Şavşat Castle or Satle Castle (სათლესციხე) is a castle in Şavşat district in Artvin Province in Turkey.

The castle was built during the Georgian Bagrationi kingdom in the 9th century. It was used by the Seljuk Turkish regional governors, called Atabegs, in the 12th century, and after that by the Ottomans.

Much of the castle wall is still standing, as well as the castle dungeons, and the remains of a church on the northern side. The castle's main feature is its "strange trapezoidal towers".

Daily Sabah notes that "Şavşat Castel is also a popular destination in the town for history buffs. Although when it was built is unknown due to its architectural resemblance to other buildings around the region, the castle is believed to have been built by Georgian Bagratids around the ninth century.

_STORED DATA_.
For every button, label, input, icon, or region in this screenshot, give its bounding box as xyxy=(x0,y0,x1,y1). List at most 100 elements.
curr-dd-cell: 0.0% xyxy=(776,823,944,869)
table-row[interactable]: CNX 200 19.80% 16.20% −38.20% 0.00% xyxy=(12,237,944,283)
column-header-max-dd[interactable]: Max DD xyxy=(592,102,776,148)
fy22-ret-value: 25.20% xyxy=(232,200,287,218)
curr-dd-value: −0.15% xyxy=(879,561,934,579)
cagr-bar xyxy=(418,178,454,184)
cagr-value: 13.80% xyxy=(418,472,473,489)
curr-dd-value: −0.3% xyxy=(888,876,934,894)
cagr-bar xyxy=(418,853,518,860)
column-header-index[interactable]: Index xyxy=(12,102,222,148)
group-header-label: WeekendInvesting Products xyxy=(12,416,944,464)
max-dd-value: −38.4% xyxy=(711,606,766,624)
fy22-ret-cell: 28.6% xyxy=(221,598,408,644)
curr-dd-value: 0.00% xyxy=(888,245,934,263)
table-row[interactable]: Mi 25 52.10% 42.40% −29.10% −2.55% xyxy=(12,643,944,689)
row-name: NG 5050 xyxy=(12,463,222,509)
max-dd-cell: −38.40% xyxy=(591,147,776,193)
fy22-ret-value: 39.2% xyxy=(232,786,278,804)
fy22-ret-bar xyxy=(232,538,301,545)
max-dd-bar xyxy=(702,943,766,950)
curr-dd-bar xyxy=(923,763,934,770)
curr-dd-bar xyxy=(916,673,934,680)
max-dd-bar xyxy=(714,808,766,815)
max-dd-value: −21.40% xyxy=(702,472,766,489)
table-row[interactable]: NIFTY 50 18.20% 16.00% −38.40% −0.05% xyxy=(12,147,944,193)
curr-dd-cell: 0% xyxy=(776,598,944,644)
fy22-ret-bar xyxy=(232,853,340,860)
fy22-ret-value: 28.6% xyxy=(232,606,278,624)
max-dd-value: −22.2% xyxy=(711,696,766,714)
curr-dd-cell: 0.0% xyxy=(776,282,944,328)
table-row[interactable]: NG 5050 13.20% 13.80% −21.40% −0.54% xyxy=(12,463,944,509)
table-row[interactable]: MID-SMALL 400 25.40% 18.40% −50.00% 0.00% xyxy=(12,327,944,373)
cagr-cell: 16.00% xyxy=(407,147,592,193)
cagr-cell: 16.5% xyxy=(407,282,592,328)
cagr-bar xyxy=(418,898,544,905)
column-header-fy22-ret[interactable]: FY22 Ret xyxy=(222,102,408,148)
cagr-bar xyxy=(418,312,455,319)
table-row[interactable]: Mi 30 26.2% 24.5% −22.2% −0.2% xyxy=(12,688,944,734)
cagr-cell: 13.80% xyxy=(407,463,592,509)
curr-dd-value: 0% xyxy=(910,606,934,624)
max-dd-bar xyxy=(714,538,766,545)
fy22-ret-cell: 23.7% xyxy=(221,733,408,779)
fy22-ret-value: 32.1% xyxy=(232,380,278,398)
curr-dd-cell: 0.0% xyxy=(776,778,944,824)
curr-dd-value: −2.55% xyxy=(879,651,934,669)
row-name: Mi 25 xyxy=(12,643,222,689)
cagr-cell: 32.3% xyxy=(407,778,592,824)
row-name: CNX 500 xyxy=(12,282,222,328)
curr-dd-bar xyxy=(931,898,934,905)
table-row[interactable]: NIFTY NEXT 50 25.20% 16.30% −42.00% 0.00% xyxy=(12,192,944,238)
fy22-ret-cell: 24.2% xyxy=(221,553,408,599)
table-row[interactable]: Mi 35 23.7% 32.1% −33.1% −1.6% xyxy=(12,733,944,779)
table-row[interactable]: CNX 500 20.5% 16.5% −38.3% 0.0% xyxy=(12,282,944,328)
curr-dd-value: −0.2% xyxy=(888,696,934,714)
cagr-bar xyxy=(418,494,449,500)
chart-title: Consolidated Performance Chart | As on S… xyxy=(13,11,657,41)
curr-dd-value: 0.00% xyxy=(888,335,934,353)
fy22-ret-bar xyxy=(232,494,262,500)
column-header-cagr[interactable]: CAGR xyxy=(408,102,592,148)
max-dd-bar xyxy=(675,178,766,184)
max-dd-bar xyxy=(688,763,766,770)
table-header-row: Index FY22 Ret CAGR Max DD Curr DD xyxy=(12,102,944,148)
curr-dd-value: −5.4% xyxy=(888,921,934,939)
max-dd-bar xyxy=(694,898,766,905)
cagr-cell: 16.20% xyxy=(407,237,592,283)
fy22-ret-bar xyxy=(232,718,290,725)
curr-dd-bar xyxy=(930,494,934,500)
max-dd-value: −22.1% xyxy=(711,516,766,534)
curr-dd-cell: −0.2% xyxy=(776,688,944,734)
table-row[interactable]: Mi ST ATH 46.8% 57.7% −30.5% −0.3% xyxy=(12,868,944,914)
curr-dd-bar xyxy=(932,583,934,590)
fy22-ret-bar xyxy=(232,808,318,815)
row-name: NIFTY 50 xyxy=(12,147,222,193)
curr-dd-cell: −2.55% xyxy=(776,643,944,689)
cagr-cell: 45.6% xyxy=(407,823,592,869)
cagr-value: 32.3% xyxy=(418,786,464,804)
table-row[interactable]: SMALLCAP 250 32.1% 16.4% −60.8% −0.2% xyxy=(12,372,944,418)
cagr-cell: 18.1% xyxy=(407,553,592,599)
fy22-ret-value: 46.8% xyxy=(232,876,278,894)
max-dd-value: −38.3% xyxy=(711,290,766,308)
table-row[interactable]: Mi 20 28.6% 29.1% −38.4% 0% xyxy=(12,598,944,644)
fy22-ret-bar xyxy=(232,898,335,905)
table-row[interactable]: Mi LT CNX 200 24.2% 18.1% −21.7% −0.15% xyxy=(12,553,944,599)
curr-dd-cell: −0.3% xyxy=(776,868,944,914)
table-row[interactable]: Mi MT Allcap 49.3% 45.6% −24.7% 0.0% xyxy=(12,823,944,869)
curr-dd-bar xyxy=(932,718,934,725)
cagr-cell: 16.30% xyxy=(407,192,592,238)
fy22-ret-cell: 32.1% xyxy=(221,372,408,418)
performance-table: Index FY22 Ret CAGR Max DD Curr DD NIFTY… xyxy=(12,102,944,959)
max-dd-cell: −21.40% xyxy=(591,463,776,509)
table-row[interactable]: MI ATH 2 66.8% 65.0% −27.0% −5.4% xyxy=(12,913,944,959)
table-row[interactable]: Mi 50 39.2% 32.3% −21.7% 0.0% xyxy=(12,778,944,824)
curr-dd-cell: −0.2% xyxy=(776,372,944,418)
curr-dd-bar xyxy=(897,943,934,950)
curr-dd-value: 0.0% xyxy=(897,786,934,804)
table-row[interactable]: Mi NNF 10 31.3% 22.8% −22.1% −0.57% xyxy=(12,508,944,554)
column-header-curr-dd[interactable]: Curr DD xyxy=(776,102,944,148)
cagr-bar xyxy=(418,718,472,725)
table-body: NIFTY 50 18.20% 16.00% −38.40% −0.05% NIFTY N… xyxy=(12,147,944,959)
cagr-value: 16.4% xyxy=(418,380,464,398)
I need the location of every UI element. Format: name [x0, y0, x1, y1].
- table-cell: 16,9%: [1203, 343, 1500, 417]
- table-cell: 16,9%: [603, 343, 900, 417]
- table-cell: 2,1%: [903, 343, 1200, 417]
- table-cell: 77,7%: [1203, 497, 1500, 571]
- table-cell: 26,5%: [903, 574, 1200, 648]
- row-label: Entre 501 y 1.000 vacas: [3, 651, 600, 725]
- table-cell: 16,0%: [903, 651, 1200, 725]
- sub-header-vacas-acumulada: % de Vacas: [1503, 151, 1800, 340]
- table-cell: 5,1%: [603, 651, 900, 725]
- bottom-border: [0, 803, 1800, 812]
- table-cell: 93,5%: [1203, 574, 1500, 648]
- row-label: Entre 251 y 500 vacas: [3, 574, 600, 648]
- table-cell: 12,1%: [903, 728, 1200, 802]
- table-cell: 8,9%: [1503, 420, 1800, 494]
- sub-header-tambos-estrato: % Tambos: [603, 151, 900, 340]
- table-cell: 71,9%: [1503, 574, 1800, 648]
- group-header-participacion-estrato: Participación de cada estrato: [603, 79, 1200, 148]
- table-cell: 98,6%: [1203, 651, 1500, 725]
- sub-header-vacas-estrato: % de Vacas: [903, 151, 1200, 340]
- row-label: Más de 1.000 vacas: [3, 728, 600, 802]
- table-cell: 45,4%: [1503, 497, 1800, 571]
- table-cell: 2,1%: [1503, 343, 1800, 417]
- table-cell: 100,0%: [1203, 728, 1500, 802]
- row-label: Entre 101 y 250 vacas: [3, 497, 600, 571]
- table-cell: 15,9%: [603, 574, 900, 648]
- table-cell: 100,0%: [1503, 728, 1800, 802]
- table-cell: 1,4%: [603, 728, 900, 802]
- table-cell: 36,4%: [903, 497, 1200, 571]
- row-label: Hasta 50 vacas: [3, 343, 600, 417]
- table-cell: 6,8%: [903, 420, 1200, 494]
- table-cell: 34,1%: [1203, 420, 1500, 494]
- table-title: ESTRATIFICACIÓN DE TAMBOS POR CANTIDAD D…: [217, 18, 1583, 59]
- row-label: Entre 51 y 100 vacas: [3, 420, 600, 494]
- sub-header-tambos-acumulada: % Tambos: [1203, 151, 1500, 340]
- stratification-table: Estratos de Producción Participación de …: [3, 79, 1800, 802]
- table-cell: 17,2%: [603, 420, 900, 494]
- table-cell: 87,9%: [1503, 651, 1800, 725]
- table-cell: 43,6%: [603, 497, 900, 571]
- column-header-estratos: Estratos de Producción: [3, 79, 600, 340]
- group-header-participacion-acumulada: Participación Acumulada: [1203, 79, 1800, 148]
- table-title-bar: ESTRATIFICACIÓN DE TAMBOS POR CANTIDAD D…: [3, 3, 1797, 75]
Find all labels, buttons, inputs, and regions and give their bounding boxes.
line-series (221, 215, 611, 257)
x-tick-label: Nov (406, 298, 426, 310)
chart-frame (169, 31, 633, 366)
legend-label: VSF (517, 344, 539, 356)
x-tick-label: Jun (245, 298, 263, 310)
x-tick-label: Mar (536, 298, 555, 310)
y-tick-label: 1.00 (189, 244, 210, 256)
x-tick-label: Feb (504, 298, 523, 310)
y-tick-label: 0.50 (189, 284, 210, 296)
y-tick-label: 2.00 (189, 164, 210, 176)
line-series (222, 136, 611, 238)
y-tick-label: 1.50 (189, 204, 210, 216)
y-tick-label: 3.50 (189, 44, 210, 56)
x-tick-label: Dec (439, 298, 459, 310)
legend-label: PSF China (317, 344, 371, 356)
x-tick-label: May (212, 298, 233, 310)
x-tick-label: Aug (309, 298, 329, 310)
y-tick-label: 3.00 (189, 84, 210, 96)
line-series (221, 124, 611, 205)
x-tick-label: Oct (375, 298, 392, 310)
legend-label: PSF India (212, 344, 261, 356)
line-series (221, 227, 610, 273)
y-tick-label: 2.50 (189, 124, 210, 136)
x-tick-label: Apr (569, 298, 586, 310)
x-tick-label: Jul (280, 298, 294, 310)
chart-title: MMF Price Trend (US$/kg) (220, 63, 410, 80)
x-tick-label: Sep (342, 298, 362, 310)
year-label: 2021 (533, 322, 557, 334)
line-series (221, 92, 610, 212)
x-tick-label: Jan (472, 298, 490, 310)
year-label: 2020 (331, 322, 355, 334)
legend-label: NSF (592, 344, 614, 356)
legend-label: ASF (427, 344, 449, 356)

_WORK TASK 1_. From the text on Şavşat Castle, list every ruling power or group that it says built or used the castle.
_WORK TASK 2_. Write what comes next in the text on Şavşat Castle, picking up after its final sentence.
None of the items are needed.

_ANSWER 1_.
- the Georgian Bagrationi kingdom (the Georgian Bagratids)
- the Seljuk Turkish regional governors, called Atabegs
- the Ottomans

_ANSWER 2_.
Archaeological excavations took place at the castle over 10 years, according to Anadolu Agency, who say that "since 2007, academicians from Gazi, Denizli and Sinop universities have been working in the castle in addition to their own universities." Archaeologists found "approximately 50 portable cultural assets, including gold coins from the reign of Suleiman the Magnificent, cannon balls, and glazed and unglazed ceramic vessels".

Milliyet reported in 2017 that the castle included "towers, a chapel, bey's mansion, grand hall, wine cellar, and pharmaceutical warehouse". The castle was reportedly used into the 19th century when it was quarried for stone, and then fell into disuse after the Russian occupation from 1878 until the First World War. Following the end of excavations there was a plan to restore the castle and open it for tourism.